### Requirement
Locate every line in the records below that holds the word "License" and return each one.

+ + + +

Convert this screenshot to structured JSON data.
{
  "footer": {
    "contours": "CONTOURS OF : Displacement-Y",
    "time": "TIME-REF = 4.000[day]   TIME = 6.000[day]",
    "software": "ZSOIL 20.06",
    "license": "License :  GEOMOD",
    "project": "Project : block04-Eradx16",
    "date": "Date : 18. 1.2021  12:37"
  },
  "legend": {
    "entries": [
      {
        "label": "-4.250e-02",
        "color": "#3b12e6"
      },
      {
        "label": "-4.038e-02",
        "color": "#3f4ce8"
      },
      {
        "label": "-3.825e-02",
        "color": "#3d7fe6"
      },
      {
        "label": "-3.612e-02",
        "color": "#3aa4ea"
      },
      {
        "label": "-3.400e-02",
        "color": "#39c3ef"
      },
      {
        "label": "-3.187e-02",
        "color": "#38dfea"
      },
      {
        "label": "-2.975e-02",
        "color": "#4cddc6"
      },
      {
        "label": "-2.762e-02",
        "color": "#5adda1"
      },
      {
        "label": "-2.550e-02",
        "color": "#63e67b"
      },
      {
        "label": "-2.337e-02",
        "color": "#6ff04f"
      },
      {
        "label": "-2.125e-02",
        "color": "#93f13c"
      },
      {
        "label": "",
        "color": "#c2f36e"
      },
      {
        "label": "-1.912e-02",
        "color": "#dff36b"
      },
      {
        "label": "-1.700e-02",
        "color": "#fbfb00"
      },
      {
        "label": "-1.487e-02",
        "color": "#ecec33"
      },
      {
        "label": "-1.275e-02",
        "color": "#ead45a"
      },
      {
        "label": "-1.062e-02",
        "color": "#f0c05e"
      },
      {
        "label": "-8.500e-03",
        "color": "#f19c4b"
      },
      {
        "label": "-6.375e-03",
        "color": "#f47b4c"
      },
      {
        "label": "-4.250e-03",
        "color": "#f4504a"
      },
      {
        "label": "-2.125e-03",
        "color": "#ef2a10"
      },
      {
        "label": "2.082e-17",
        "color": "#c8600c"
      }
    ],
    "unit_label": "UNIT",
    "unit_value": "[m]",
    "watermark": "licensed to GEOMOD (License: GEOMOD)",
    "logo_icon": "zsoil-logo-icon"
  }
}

+ + + +

### Solved exercise
    "license": "License :  GEOMOD",
    "watermark": "licensed to GEOMOD (License: GEOMOD)",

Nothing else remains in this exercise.